* _What you have to do_: Copy each line below that includes "有亲和力".

* _Excerpt from a dataset_:
^^^^^^^^^^^^^^^^
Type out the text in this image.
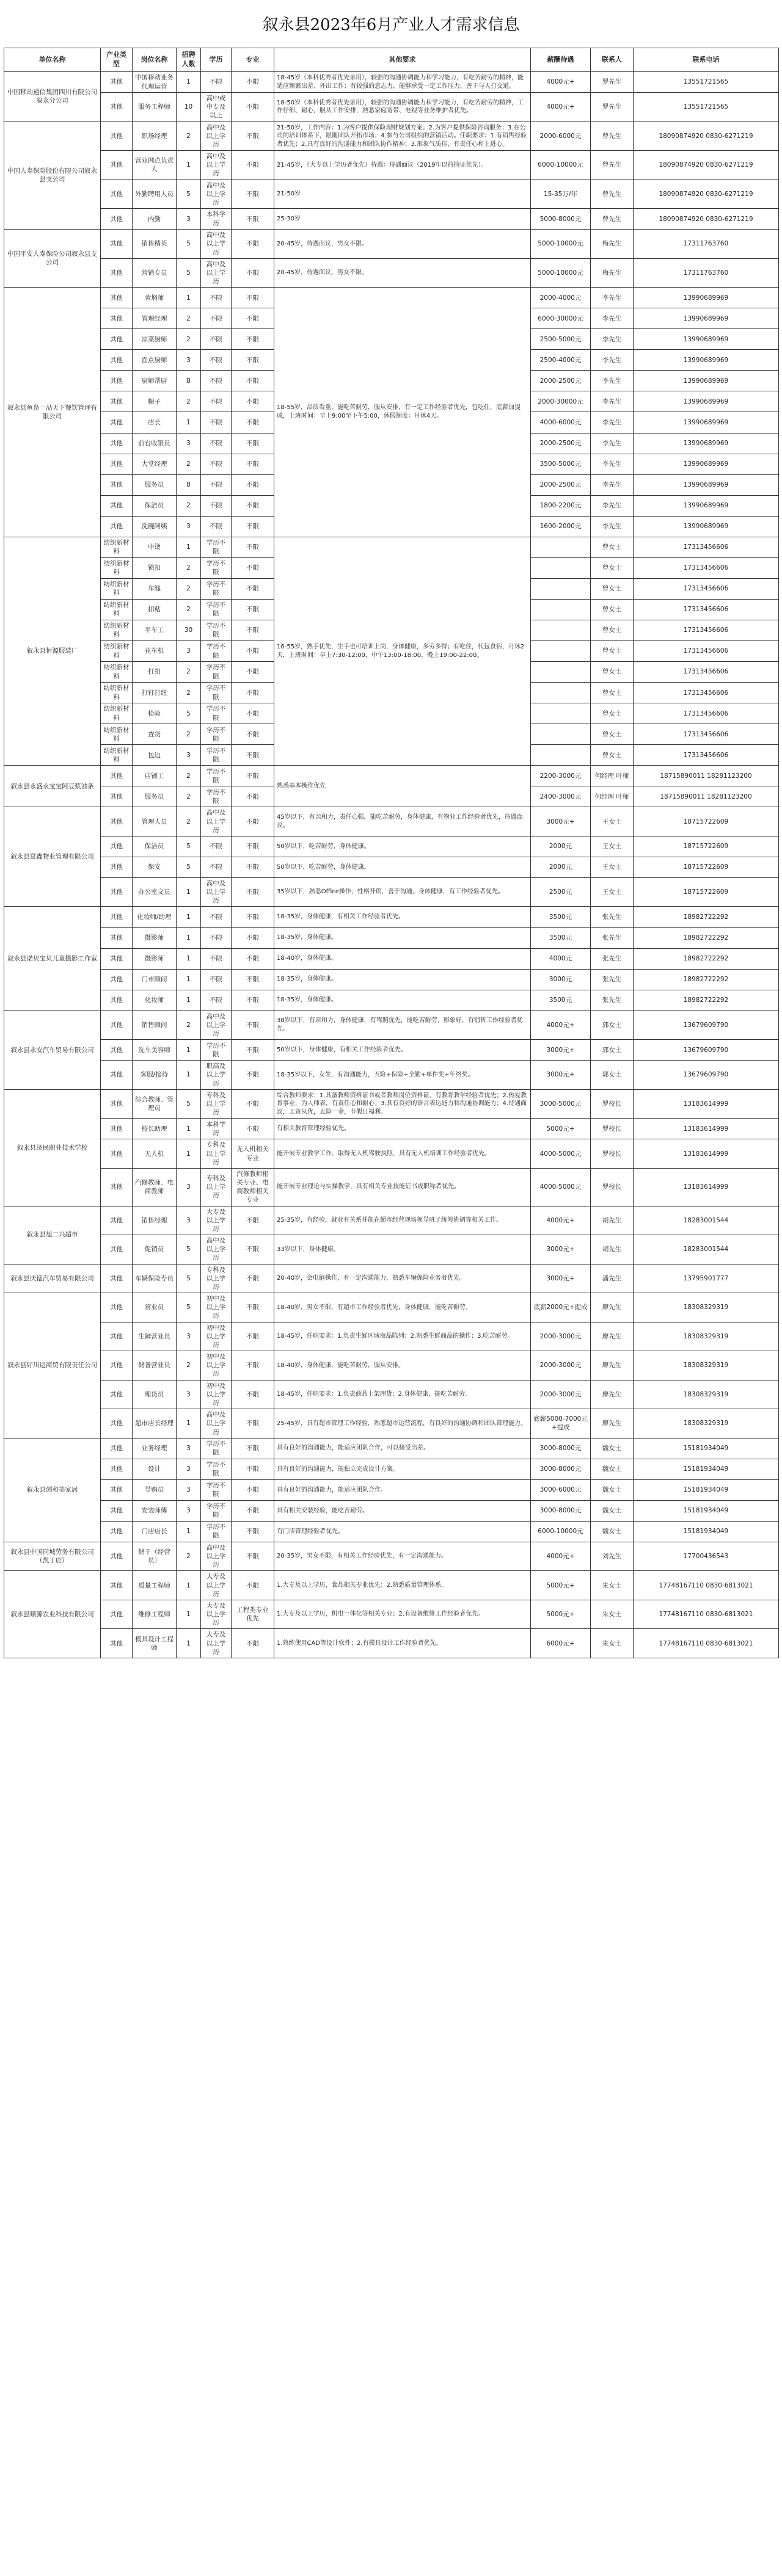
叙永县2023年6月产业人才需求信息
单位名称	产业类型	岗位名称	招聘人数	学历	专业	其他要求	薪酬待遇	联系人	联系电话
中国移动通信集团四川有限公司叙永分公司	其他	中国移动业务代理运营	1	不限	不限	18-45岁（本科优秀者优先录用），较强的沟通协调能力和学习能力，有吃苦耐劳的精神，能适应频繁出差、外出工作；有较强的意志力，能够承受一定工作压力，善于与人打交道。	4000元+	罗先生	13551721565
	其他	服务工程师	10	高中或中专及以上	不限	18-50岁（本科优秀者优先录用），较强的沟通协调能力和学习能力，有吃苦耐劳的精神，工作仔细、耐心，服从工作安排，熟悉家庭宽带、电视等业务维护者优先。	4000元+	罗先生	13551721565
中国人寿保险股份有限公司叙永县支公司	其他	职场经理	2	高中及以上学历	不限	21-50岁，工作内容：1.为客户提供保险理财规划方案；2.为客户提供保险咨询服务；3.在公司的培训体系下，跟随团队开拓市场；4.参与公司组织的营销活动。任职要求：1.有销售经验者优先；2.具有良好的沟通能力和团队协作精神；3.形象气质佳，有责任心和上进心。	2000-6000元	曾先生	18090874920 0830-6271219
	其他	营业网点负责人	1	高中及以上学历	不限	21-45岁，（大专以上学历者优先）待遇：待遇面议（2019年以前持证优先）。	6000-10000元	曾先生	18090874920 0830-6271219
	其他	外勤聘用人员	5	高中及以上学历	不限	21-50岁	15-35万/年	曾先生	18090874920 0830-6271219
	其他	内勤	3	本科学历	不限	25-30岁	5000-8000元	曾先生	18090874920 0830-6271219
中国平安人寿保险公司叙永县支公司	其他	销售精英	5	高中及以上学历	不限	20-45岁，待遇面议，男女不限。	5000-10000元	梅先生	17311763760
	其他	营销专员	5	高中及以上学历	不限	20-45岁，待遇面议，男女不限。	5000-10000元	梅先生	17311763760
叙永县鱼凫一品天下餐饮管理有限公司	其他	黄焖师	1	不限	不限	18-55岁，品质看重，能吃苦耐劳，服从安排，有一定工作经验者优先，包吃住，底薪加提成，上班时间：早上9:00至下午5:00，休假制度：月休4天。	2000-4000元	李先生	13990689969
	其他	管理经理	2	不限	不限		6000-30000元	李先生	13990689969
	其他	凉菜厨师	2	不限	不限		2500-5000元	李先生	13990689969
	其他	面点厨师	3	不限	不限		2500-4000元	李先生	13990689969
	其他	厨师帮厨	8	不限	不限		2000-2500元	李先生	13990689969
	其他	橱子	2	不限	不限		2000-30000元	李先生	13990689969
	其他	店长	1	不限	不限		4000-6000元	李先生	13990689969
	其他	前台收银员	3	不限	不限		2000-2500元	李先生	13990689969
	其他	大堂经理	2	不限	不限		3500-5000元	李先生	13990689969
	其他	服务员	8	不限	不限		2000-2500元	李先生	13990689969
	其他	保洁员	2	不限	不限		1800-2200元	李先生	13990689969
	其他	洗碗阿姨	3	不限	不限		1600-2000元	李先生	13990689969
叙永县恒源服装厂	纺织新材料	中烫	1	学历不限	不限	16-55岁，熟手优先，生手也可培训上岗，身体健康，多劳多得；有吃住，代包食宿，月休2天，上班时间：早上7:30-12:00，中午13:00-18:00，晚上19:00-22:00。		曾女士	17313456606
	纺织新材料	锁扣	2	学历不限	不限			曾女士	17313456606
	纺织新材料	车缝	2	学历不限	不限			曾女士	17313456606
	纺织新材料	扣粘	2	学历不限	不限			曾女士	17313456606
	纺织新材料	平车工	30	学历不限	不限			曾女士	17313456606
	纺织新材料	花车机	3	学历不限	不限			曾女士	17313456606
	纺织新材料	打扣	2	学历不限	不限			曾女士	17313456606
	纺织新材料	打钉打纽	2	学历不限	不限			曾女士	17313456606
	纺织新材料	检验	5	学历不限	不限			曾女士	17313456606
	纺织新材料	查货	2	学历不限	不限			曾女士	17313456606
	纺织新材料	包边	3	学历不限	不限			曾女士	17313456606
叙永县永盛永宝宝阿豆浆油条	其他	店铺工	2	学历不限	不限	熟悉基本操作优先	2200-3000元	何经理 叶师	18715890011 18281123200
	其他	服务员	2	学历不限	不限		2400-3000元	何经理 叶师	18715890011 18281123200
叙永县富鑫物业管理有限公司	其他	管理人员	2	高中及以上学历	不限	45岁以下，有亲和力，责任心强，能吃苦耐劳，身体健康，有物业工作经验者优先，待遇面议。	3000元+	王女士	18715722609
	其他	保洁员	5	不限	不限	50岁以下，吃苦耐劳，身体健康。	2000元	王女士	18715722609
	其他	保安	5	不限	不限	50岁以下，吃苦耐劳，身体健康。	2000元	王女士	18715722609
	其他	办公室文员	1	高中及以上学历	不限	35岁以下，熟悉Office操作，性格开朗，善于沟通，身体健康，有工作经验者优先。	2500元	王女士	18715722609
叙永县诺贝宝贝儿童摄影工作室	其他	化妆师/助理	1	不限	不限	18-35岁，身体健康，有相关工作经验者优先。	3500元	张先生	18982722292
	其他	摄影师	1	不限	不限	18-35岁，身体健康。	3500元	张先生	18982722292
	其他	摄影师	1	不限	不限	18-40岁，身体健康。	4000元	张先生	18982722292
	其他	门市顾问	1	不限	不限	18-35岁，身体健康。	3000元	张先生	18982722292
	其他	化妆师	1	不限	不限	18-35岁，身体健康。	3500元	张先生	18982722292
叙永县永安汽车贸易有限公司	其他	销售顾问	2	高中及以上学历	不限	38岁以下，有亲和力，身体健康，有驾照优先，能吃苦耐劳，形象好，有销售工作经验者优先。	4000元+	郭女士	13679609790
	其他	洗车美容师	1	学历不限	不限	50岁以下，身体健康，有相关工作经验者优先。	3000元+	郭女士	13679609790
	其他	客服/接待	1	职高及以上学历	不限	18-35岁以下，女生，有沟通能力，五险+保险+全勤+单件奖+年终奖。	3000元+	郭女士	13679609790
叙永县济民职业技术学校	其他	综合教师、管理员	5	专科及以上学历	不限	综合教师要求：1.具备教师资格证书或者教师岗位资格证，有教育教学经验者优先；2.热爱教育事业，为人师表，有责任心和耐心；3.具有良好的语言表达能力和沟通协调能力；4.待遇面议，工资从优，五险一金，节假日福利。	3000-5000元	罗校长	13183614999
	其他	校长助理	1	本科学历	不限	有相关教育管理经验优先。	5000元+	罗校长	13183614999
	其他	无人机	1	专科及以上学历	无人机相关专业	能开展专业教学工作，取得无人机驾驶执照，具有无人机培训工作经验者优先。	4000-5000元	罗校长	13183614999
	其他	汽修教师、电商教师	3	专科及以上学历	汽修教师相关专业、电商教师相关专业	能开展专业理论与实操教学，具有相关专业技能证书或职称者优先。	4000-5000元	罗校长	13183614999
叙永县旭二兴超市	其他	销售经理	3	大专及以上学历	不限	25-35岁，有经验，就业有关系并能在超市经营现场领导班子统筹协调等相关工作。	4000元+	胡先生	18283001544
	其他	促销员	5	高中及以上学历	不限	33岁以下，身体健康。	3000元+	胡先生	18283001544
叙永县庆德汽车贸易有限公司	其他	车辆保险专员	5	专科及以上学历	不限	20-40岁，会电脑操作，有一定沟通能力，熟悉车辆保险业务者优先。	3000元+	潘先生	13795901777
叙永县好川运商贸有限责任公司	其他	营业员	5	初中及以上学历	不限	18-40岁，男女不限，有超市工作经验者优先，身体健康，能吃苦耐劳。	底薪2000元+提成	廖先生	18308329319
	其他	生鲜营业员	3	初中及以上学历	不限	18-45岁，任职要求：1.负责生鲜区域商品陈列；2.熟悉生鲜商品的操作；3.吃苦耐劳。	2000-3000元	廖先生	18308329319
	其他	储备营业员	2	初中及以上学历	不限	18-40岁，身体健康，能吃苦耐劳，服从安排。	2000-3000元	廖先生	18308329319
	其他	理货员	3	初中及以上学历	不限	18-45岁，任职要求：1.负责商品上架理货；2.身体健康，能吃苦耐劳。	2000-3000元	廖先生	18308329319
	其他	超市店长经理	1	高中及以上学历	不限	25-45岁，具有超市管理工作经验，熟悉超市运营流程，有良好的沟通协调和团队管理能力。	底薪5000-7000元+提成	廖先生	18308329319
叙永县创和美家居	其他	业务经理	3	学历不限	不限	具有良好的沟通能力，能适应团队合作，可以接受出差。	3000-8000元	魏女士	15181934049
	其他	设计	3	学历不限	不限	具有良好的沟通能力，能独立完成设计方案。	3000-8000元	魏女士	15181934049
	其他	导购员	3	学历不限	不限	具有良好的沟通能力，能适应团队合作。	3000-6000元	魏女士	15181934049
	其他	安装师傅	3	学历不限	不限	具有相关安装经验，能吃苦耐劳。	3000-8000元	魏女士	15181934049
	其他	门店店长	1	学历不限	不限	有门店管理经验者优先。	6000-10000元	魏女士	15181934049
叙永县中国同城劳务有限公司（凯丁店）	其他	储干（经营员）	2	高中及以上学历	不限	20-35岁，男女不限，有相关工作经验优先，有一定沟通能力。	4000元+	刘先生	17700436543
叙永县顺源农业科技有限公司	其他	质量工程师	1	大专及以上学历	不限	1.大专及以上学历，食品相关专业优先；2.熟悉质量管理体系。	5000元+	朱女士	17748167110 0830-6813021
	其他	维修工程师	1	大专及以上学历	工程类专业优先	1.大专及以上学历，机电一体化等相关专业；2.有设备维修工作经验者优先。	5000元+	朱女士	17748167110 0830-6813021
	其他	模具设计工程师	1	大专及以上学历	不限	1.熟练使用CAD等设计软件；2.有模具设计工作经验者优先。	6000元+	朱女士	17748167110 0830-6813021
^^^^^^^^^^^^^^^^
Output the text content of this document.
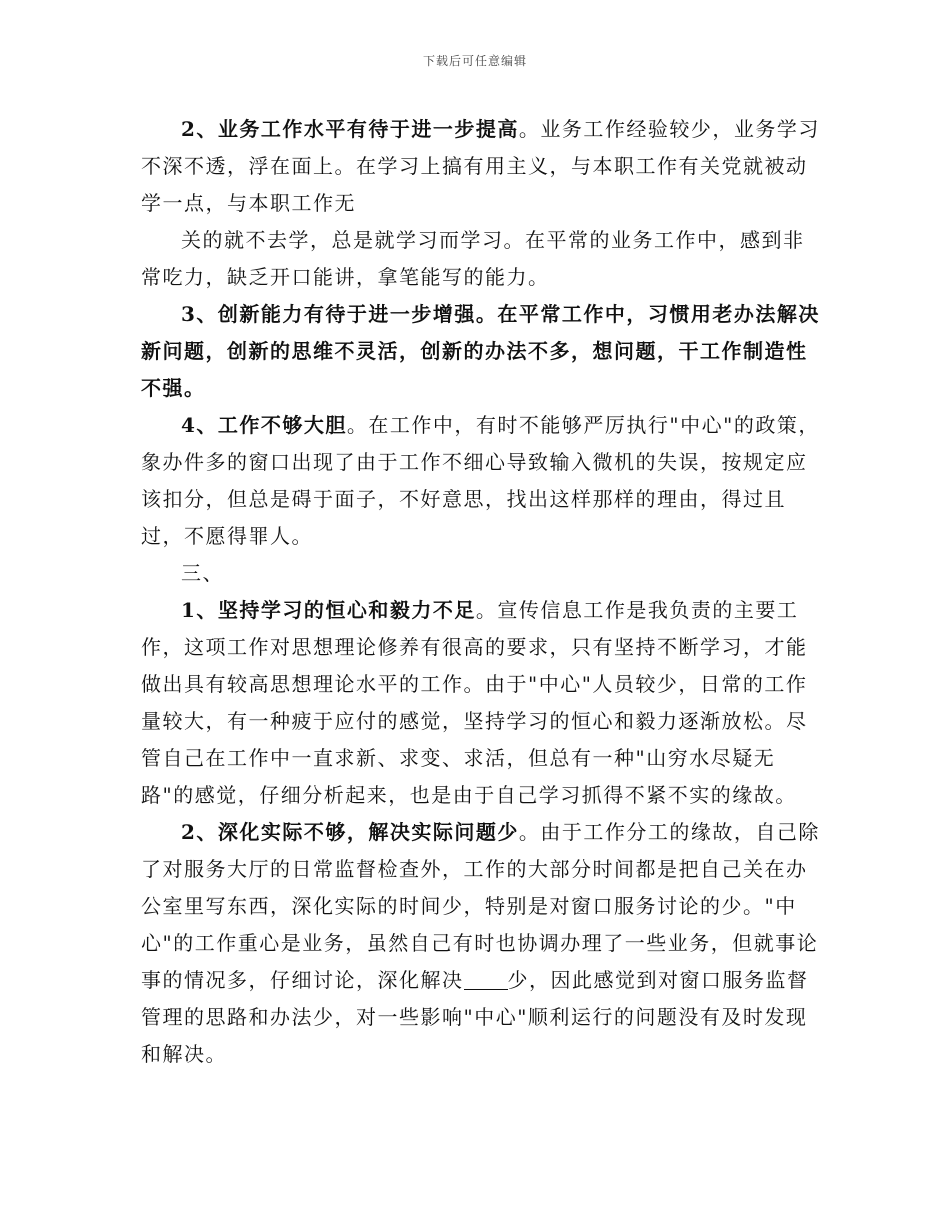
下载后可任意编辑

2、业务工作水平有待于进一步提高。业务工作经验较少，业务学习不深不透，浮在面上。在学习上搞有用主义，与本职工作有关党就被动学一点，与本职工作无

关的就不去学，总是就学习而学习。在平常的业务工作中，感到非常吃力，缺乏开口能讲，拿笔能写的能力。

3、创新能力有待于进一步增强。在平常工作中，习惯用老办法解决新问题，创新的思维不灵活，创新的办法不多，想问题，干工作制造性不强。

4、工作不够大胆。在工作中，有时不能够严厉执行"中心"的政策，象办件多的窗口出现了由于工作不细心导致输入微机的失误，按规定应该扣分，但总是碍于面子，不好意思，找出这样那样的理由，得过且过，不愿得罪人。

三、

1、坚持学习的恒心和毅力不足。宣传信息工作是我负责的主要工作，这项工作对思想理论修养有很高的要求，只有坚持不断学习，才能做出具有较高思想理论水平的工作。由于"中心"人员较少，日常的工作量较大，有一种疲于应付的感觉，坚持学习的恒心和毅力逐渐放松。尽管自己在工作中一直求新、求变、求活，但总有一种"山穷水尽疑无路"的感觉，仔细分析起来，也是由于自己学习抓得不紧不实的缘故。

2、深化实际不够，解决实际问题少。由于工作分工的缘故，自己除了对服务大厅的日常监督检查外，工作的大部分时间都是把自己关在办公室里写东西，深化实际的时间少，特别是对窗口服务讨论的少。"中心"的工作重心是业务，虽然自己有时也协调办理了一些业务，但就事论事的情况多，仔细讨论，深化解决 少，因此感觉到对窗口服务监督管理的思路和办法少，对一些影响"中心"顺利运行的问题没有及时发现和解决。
^^^^^^^^^^^^^^^^
* _The result_:
叙永县富鑫物业管理有限公司	其他	管理人员	2	高中及以上学历	不限	45岁以下，有亲和力，责任心强，能吃苦耐劳，身体健康，有物业工作经验者优先，待遇面议。	3000元+	王女士	18715722609
叙永县永安汽车贸易有限公司	其他	销售顾问	2	高中及以上学历	不限	38岁以下，有亲和力，身体健康，有驾照优先，能吃苦耐劳，形象好，有销售工作经验者优先。	4000元+	郭女士	13679609790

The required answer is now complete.